## Directions
Print the records below word for word, but leave out the pictures.

## The input
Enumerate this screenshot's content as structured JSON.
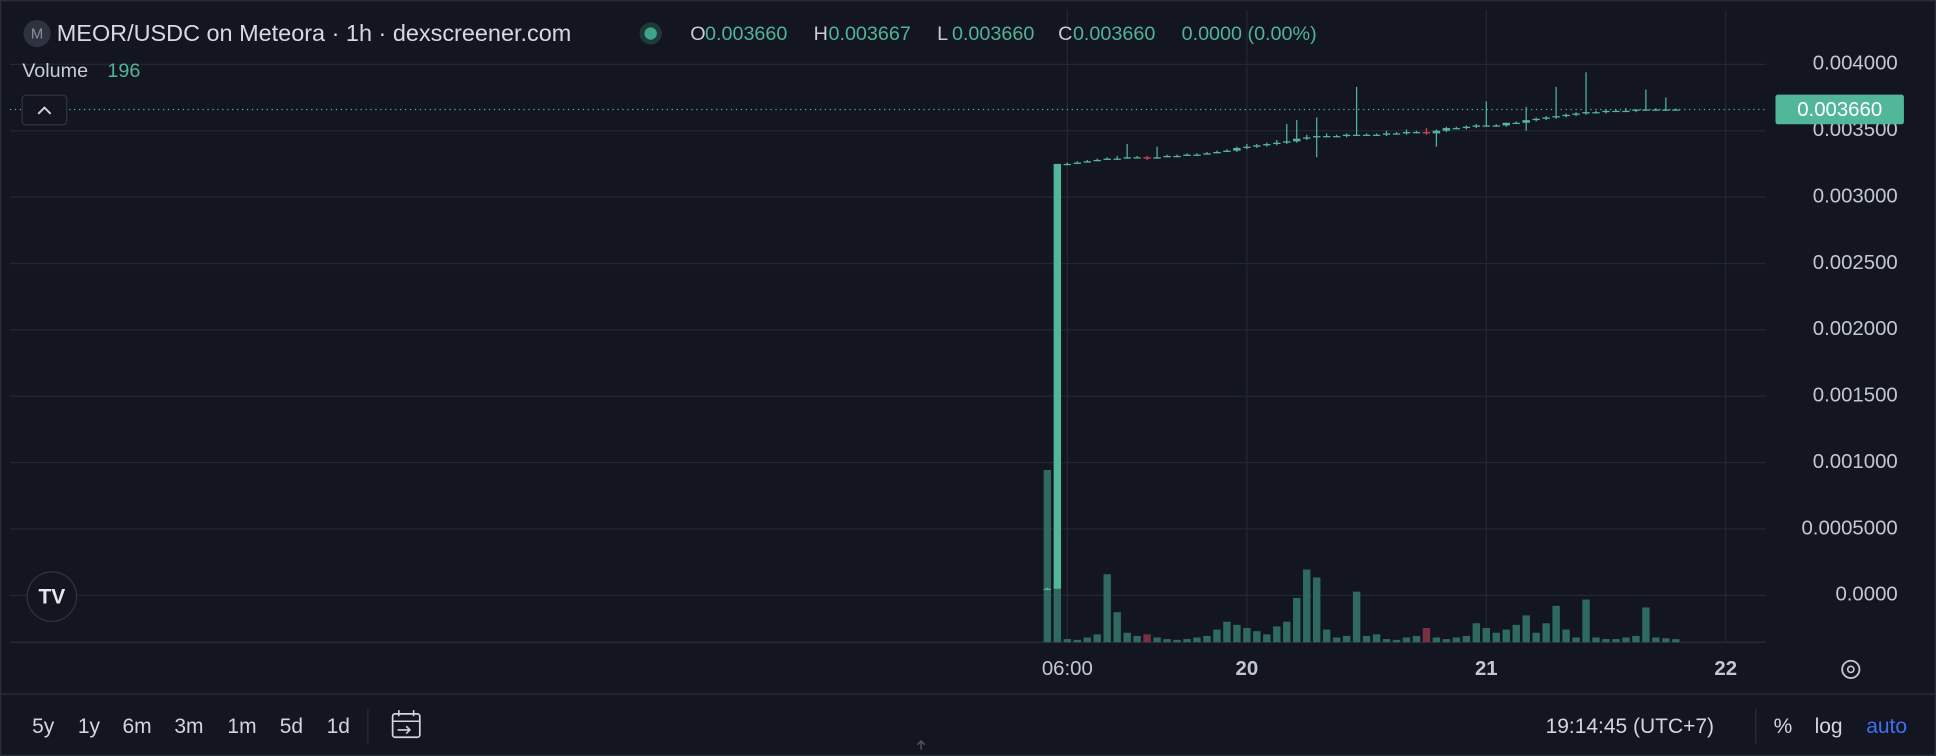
{
  "chart_data": {
    "type": "candlestick",
    "title": "MEOR/USDC on Meteora · 1h · dexscreener.com",
    "icon_letter": "M",
    "ohlc_legend": [
      {
        "key": "O",
        "value": "0.003660"
      },
      {
        "key": "H",
        "value": "0.003667"
      },
      {
        "key": "L",
        "value": "0.003660"
      },
      {
        "key": "C",
        "value": "0.003660"
      }
    ],
    "change": "0.0000 (0.00%)",
    "volume_label": "Volume",
    "x": [
      -20,
      -19,
      -18,
      -17,
      -16,
      -15,
      -14,
      -13,
      -12,
      -11,
      -10,
      -9,
      -8,
      -7,
      -6,
      -5,
      -4,
      -3,
      -2,
      -1,
      0,
      1,
      2,
      3,
      4,
      5,
      6,
      7,
      8,
      9,
      10,
      11,
      12,
      13,
      14,
      15,
      16,
      17,
      18,
      19,
      20,
      21,
      22,
      23,
      24,
      25,
      26,
      27,
      28,
      29,
      30,
      31,
      32,
      33,
      34,
      35,
      36,
      37,
      38,
      39,
      40,
      41,
      42,
      43
    ],
    "open": [
      4e-05,
      5e-05,
      0.00325,
      0.00325,
      0.00326,
      0.00327,
      0.00328,
      0.00329,
      0.00329,
      0.0033,
      0.0033,
      0.00329,
      0.0033,
      0.00331,
      0.00331,
      0.00332,
      0.00332,
      0.00333,
      0.00334,
      0.00335,
      0.00337,
      0.00338,
      0.00339,
      0.0034,
      0.00341,
      0.00342,
      0.00344,
      0.00345,
      0.00346,
      0.00346,
      0.00346,
      0.00347,
      0.00347,
      0.00347,
      0.00347,
      0.00348,
      0.00348,
      0.00349,
      0.00349,
      0.00348,
      0.0035,
      0.00352,
      0.00352,
      0.00353,
      0.00354,
      0.00354,
      0.00354,
      0.00356,
      0.00356,
      0.00358,
      0.00359,
      0.0036,
      0.00361,
      0.00362,
      0.00363,
      0.00364,
      0.00364,
      0.00365,
      0.00365,
      0.00365,
      0.00366,
      0.00366,
      0.00366,
      0.00366
    ],
    "high": [
      6e-05,
      0.00325,
      0.00326,
      0.00327,
      0.00328,
      0.00329,
      0.0033,
      0.00331,
      0.0034,
      0.00331,
      0.00331,
      0.00338,
      0.00332,
      0.00332,
      0.00333,
      0.00333,
      0.00334,
      0.00335,
      0.00336,
      0.00338,
      0.0034,
      0.0034,
      0.00341,
      0.00343,
      0.00355,
      0.00358,
      0.00347,
      0.0036,
      0.00348,
      0.00347,
      0.00348,
      0.00383,
      0.00348,
      0.00348,
      0.0035,
      0.00349,
      0.00351,
      0.0035,
      0.00352,
      0.00351,
      0.00353,
      0.00353,
      0.00354,
      0.00355,
      0.00372,
      0.00355,
      0.00356,
      0.00357,
      0.00368,
      0.0036,
      0.00361,
      0.00383,
      0.00363,
      0.00364,
      0.00394,
      0.00365,
      0.00366,
      0.00366,
      0.00367,
      0.00366,
      0.00381,
      0.00367,
      0.00375,
      0.003667
    ],
    "low": [
      4e-05,
      5e-05,
      0.00324,
      0.00325,
      0.00326,
      0.00327,
      0.00328,
      0.00328,
      0.00329,
      0.00329,
      0.00328,
      0.00329,
      0.0033,
      0.0033,
      0.00331,
      0.00331,
      0.00332,
      0.00333,
      0.00334,
      0.00334,
      0.00336,
      0.00337,
      0.00338,
      0.00339,
      0.0034,
      0.00341,
      0.00343,
      0.0033,
      0.00345,
      0.00345,
      0.00345,
      0.00346,
      0.00346,
      0.00346,
      0.00346,
      0.00347,
      0.00347,
      0.00348,
      0.00347,
      0.00338,
      0.00349,
      0.00351,
      0.00351,
      0.00352,
      0.00353,
      0.00353,
      0.00353,
      0.00355,
      0.0035,
      0.00357,
      0.00358,
      0.00359,
      0.0036,
      0.00361,
      0.00362,
      0.00363,
      0.00363,
      0.00364,
      0.00364,
      0.00364,
      0.00365,
      0.00365,
      0.00365,
      0.00366
    ],
    "close": [
      5e-05,
      0.00325,
      0.00325,
      0.00326,
      0.00327,
      0.00328,
      0.00329,
      0.00329,
      0.0033,
      0.0033,
      0.00329,
      0.0033,
      0.00331,
      0.00331,
      0.00332,
      0.00332,
      0.00333,
      0.00334,
      0.00335,
      0.00337,
      0.00338,
      0.00339,
      0.0034,
      0.00341,
      0.00342,
      0.00344,
      0.00345,
      0.00346,
      0.00346,
      0.00346,
      0.00347,
      0.00347,
      0.00347,
      0.00347,
      0.00348,
      0.00348,
      0.00349,
      0.00349,
      0.00348,
      0.0035,
      0.00352,
      0.00352,
      0.00353,
      0.00354,
      0.00354,
      0.00354,
      0.00356,
      0.00356,
      0.00358,
      0.00359,
      0.0036,
      0.00361,
      0.00362,
      0.00363,
      0.00364,
      0.00364,
      0.00365,
      0.00365,
      0.00365,
      0.00366,
      0.00366,
      0.00366,
      0.00366,
      0.00366
    ],
    "volume": [
      10900,
      3600,
      200,
      150,
      300,
      500,
      4300,
      1900,
      600,
      400,
      500,
      300,
      200,
      150,
      200,
      300,
      400,
      800,
      1300,
      1100,
      900,
      700,
      500,
      1000,
      1300,
      2800,
      4600,
      4100,
      800,
      300,
      400,
      3200,
      400,
      500,
      200,
      150,
      300,
      400,
      900,
      300,
      200,
      300,
      400,
      1200,
      900,
      600,
      800,
      1100,
      1700,
      600,
      1200,
      2300,
      800,
      300,
      2700,
      300,
      200,
      200,
      300,
      400,
      2200,
      300,
      250,
      196
    ],
    "volume_lim": [
      0,
      40000
    ],
    "xlim": [
      -124,
      52
    ],
    "xticks": [
      {
        "value": -18,
        "label": "06:00"
      },
      {
        "value": 0,
        "label": "20"
      },
      {
        "value": 24,
        "label": "21"
      },
      {
        "value": 48,
        "label": "22"
      }
    ],
    "ylim": [
      -0.000353,
      0.004409
    ],
    "yticks": [
      {
        "value": 0,
        "label": "0.0000"
      },
      {
        "value": 0.0005,
        "label": "0.0005000"
      },
      {
        "value": 0.001,
        "label": "0.001000"
      },
      {
        "value": 0.0015,
        "label": "0.001500"
      },
      {
        "value": 0.002,
        "label": "0.002000"
      },
      {
        "value": 0.0025,
        "label": "0.002500"
      },
      {
        "value": 0.003,
        "label": "0.003000"
      },
      {
        "value": 0.0035,
        "label": "0.003500"
      },
      {
        "value": 0.004,
        "label": "0.004000"
      }
    ],
    "last_price": {
      "value": 0.00366,
      "label": "0.003660"
    },
    "grid": true,
    "log_scale": false,
    "up_color": "#52b69a",
    "down_color": "#c9485a",
    "volume_up_color": "#2f6f63",
    "volume_down_color": "#7c3342"
  },
  "toolbar": {
    "ranges": [
      "5y",
      "1y",
      "6m",
      "3m",
      "1m",
      "5d",
      "1d"
    ],
    "clock": "19:14:45 (UTC+7)",
    "percent": "%",
    "log": "log",
    "auto": "auto"
  }
}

## Solution
Enumerate this screenshot's content as structured JSON.
{
  "chart_data": {
    "type": "candlestick",
    "title": "MEOR/USDC on Meteora · 1h · dexscreener.com",
    "icon_letter": "M",
    "ohlc_legend": [
      {
        "key": "O",
        "value": "0.003660"
      },
      {
        "key": "H",
        "value": "0.003667"
      },
      {
        "key": "L",
        "value": "0.003660"
      },
      {
        "key": "C",
        "value": "0.003660"
      }
    ],
    "change": "0.0000 (0.00%)",
    "volume_label": "Volume",
    "x": [
      -20,
      -19,
      -18,
      -17,
      -16,
      -15,
      -14,
      -13,
      -12,
      -11,
      -10,
      -9,
      -8,
      -7,
      -6,
      -5,
      -4,
      -3,
      -2,
      -1,
      0,
      1,
      2,
      3,
      4,
      5,
      6,
      7,
      8,
      9,
      10,
      11,
      12,
      13,
      14,
      15,
      16,
      17,
      18,
      19,
      20,
      21,
      22,
      23,
      24,
      25,
      26,
      27,
      28,
      29,
      30,
      31,
      32,
      33,
      34,
      35,
      36,
      37,
      38,
      39,
      40,
      41,
      42,
      43
    ],
    "open": [
      4e-05,
      5e-05,
      0.00325,
      0.00325,
      0.00326,
      0.00327,
      0.00328,
      0.00329,
      0.00329,
      0.0033,
      0.0033,
      0.00329,
      0.0033,
      0.00331,
      0.00331,
      0.00332,
      0.00332,
      0.00333,
      0.00334,
      0.00335,
      0.00337,
      0.00338,
      0.00339,
      0.0034,
      0.00341,
      0.00342,
      0.00344,
      0.00345,
      0.00346,
      0.00346,
      0.00346,
      0.00347,
      0.00347,
      0.00347,
      0.00347,
      0.00348,
      0.00348,
      0.00349,
      0.00349,
      0.00348,
      0.0035,
      0.00352,
      0.00352,
      0.00353,
      0.00354,
      0.00354,
      0.00354,
      0.00356,
      0.00356,
      0.00358,
      0.00359,
      0.0036,
      0.00361,
      0.00362,
      0.00363,
      0.00364,
      0.00364,
      0.00365,
      0.00365,
      0.00365,
      0.00366,
      0.00366,
      0.00366,
      0.00366
    ],
    "high": [
      6e-05,
      0.00325,
      0.00326,
      0.00327,
      0.00328,
      0.00329,
      0.0033,
      0.00331,
      0.0034,
      0.00331,
      0.00331,
      0.00338,
      0.00332,
      0.00332,
      0.00333,
      0.00333,
      0.00334,
      0.00335,
      0.00336,
      0.00338,
      0.0034,
      0.0034,
      0.00341,
      0.00343,
      0.00355,
      0.00358,
      0.00347,
      0.0036,
      0.00348,
      0.00347,
      0.00348,
      0.00383,
      0.00348,
      0.00348,
      0.0035,
      0.00349,
      0.00351,
      0.0035,
      0.00352,
      0.00351,
      0.00353,
      0.00353,
      0.00354,
      0.00355,
      0.00372,
      0.00355,
      0.00356,
      0.00357,
      0.00368,
      0.0036,
      0.00361,
      0.00383,
      0.00363,
      0.00364,
      0.00394,
      0.00365,
      0.00366,
      0.00366,
      0.00367,
      0.00366,
      0.00381,
      0.00367,
      0.00375,
      0.003667
    ],
    "low": [
      4e-05,
      5e-05,
      0.00324,
      0.00325,
      0.00326,
      0.00327,
      0.00328,
      0.00328,
      0.00329,
      0.00329,
      0.00328,
      0.00329,
      0.0033,
      0.0033,
      0.00331,
      0.00331,
      0.00332,
      0.00333,
      0.00334,
      0.00334,
      0.00336,
      0.00337,
      0.00338,
      0.00339,
      0.0034,
      0.00341,
      0.00343,
      0.0033,
      0.00345,
      0.00345,
      0.00345,
      0.00346,
      0.00346,
      0.00346,
      0.00346,
      0.00347,
      0.00347,
      0.00348,
      0.00347,
      0.00338,
      0.00349,
      0.00351,
      0.00351,
      0.00352,
      0.00353,
      0.00353,
      0.00353,
      0.00355,
      0.0035,
      0.00357,
      0.00358,
      0.00359,
      0.0036,
      0.00361,
      0.00362,
      0.00363,
      0.00363,
      0.00364,
      0.00364,
      0.00364,
      0.00365,
      0.00365,
      0.00365,
      0.00366
    ],
    "close": [
      5e-05,
      0.00325,
      0.00325,
      0.00326,
      0.00327,
      0.00328,
      0.00329,
      0.00329,
      0.0033,
      0.0033,
      0.00329,
      0.0033,
      0.00331,
      0.00331,
      0.00332,
      0.00332,
      0.00333,
      0.00334,
      0.00335,
      0.00337,
      0.00338,
      0.00339,
      0.0034,
      0.00341,
      0.00342,
      0.00344,
      0.00345,
      0.00346,
      0.00346,
      0.00346,
      0.00347,
      0.00347,
      0.00347,
      0.00347,
      0.00348,
      0.00348,
      0.00349,
      0.00349,
      0.00348,
      0.0035,
      0.00352,
      0.00352,
      0.00353,
      0.00354,
      0.00354,
      0.00354,
      0.00356,
      0.00356,
      0.00358,
      0.00359,
      0.0036,
      0.00361,
      0.00362,
      0.00363,
      0.00364,
      0.00364,
      0.00365,
      0.00365,
      0.00365,
      0.00366,
      0.00366,
      0.00366,
      0.00366,
      0.00366
    ],
    "volume": [
      10900,
      3600,
      200,
      150,
      300,
      500,
      4300,
      1900,
      600,
      400,
      500,
      300,
      200,
      150,
      200,
      300,
      400,
      800,
      1300,
      1100,
      900,
      700,
      500,
      1000,
      1300,
      2800,
      4600,
      4100,
      800,
      300,
      400,
      3200,
      400,
      500,
      200,
      150,
      300,
      400,
      900,
      300,
      200,
      300,
      400,
      1200,
      900,
      600,
      800,
      1100,
      1700,
      600,
      1200,
      2300,
      800,
      300,
      2700,
      300,
      200,
      200,
      300,
      400,
      2200,
      300,
      250,
      196
    ],
    "volume_lim": [
      0,
      40000
    ],
    "xlim": [
      -124,
      52
    ],
    "xticks": [
      {
        "value": -18,
        "label": "06:00"
      },
      {
        "value": 0,
        "label": "20"
      },
      {
        "value": 24,
        "label": "21"
      },
      {
        "value": 48,
        "label": "22"
      }
    ],
    "ylim": [
      -0.000353,
      0.004409
    ],
    "yticks": [
      {
        "value": 0,
        "label": "0.0000"
      },
      {
        "value": 0.0005,
        "label": "0.0005000"
      },
      {
        "value": 0.001,
        "label": "0.001000"
      },
      {
        "value": 0.0015,
        "label": "0.001500"
      },
      {
        "value": 0.002,
        "label": "0.002000"
      },
      {
        "value": 0.0025,
        "label": "0.002500"
      },
      {
        "value": 0.003,
        "label": "0.003000"
      },
      {
        "value": 0.0035,
        "label": "0.003500"
      },
      {
        "value": 0.004,
        "label": "0.004000"
      }
    ],
    "last_price": {
      "value": 0.00366,
      "label": "0.003660"
    },
    "grid": true,
    "log_scale": false,
    "up_color": "#52b69a",
    "down_color": "#c9485a",
    "volume_up_color": "#2f6f63",
    "volume_down_color": "#7c3342"
  },
  "toolbar": {
    "ranges": [
      "5y",
      "1y",
      "6m",
      "3m",
      "1m",
      "5d",
      "1d"
    ],
    "clock": "19:14:45 (UTC+7)",
    "percent": "%",
    "log": "log",
    "auto": "auto"
  }
}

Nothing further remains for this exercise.